__Goal__. Pick out all lines with the word "order" from the records that follow.

__Provided data__.

=-=-=

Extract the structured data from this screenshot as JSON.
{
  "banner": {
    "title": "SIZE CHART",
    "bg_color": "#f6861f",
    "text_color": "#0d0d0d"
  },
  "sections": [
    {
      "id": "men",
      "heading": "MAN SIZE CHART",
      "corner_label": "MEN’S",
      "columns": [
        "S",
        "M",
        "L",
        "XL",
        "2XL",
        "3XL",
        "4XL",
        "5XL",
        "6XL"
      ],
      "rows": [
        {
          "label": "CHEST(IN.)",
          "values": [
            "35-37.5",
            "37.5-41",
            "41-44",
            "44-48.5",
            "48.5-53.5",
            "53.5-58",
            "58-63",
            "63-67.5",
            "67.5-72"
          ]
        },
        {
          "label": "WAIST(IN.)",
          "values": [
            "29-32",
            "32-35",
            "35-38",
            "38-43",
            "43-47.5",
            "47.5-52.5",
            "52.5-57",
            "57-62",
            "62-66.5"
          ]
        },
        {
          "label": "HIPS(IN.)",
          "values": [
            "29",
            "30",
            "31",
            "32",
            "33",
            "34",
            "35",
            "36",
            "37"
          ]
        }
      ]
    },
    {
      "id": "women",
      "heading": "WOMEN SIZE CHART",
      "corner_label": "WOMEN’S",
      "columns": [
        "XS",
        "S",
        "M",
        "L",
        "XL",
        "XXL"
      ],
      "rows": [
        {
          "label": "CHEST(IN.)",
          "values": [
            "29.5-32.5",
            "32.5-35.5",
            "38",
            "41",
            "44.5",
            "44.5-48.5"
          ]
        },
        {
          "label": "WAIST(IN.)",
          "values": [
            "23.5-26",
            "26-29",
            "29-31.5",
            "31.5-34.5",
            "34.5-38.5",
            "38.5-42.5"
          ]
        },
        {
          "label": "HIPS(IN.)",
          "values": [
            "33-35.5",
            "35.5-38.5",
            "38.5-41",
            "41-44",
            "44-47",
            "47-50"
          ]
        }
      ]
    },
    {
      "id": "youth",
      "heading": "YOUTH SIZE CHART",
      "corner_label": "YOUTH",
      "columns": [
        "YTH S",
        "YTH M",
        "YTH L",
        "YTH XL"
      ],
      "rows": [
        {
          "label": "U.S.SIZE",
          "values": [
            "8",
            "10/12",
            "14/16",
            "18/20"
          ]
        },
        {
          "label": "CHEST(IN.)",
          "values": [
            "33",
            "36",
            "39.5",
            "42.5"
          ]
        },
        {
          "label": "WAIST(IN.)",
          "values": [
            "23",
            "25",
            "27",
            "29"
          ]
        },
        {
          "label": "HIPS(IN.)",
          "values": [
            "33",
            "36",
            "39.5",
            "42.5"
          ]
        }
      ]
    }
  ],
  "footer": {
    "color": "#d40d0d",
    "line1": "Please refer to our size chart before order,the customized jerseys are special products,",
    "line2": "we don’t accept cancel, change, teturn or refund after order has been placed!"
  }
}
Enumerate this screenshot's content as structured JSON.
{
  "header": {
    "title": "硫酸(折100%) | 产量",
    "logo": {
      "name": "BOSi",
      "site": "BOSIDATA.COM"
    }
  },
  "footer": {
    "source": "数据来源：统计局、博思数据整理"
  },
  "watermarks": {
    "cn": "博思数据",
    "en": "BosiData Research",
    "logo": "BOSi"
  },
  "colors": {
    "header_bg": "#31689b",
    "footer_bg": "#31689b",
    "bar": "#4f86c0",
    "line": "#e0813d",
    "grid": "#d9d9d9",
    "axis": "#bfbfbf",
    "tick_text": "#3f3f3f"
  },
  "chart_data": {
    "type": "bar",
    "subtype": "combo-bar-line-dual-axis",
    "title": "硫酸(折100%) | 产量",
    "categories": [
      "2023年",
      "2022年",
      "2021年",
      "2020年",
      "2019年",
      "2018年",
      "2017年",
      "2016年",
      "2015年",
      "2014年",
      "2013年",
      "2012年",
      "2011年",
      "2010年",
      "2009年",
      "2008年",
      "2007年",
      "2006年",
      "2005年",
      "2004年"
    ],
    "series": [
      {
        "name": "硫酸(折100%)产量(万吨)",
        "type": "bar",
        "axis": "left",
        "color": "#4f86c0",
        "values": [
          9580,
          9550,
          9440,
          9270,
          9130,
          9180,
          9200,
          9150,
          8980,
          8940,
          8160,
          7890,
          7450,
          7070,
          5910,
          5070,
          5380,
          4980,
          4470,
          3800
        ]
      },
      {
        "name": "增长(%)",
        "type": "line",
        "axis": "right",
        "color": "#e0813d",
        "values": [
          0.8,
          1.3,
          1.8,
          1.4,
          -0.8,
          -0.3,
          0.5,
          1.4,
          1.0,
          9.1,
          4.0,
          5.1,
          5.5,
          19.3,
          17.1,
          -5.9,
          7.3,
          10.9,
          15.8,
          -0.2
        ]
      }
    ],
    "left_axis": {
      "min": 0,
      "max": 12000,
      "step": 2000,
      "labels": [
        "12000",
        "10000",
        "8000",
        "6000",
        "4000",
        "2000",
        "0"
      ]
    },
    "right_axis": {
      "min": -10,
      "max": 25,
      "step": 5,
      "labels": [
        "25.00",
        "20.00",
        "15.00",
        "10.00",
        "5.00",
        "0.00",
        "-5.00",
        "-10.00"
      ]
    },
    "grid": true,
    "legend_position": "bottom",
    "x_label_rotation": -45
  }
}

=-=-=

__Reply__.
    "line1": "Please refer to our size chart before order,the customized jerseys are special products,",
    "line2": "we don’t accept cancel, change, teturn or refund after order has been placed!"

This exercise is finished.